Transcription dataset entries
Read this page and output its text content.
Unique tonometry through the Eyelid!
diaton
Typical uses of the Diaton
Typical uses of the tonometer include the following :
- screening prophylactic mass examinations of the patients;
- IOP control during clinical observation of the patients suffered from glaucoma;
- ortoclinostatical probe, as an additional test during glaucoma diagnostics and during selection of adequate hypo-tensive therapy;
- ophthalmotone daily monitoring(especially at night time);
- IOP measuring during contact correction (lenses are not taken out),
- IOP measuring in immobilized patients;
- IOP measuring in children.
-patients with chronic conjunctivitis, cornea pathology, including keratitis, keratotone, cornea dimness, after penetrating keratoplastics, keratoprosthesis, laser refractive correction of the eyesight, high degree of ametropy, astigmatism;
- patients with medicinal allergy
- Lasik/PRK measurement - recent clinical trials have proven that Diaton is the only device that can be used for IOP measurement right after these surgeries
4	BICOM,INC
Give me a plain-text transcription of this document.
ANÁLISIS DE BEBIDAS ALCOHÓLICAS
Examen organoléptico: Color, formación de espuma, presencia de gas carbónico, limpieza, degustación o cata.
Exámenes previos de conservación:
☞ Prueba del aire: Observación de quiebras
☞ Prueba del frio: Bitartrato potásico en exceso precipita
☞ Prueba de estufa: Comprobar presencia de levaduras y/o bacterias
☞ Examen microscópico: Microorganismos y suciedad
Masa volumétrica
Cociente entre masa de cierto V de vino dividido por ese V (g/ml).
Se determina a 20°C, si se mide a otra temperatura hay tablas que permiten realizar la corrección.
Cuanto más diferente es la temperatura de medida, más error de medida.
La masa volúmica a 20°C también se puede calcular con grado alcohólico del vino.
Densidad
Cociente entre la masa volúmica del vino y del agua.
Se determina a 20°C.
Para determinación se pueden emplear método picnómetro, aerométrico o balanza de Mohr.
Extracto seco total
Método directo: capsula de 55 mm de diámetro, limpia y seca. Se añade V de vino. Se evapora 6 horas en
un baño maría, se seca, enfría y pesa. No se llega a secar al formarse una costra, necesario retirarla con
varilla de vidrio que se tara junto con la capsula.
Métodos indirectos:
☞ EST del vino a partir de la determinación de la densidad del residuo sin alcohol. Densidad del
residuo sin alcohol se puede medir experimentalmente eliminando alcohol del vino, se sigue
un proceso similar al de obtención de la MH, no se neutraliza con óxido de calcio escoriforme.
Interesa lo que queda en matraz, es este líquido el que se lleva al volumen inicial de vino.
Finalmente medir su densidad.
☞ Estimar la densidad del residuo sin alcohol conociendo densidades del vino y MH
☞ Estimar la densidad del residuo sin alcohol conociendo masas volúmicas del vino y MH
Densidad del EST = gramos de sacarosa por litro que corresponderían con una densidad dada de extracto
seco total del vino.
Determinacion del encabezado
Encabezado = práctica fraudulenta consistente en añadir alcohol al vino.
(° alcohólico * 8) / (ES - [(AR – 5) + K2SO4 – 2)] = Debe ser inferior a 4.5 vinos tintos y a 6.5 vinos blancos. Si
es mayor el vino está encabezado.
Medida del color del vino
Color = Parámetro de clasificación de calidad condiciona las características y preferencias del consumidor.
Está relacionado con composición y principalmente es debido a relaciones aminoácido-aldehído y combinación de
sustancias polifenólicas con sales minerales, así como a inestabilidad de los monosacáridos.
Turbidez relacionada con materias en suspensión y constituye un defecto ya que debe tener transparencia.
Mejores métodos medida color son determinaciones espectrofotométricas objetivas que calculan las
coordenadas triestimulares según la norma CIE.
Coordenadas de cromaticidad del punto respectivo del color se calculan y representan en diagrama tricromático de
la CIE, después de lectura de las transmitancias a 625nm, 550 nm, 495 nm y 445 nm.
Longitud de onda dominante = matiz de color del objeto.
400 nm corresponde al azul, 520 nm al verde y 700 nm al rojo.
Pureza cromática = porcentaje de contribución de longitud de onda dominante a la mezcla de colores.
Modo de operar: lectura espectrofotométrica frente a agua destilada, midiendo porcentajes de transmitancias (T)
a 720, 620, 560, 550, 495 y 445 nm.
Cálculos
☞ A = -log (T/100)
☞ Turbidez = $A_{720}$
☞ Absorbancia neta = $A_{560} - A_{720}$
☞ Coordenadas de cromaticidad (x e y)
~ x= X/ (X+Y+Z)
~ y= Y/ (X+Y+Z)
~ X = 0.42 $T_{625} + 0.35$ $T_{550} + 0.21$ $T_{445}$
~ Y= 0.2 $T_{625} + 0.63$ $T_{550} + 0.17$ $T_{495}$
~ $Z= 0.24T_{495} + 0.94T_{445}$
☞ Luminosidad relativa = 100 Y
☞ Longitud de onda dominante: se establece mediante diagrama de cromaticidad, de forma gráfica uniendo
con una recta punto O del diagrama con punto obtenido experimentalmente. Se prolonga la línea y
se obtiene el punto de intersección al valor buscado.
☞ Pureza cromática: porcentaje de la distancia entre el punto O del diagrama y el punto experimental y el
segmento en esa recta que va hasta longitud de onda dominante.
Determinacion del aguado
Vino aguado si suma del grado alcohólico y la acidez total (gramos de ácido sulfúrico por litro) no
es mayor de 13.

> [EXERCISE PROMPT]: From the records above, how many lines include the word "transmitancias"? Only the number is wanted.

> [RESULT]: 2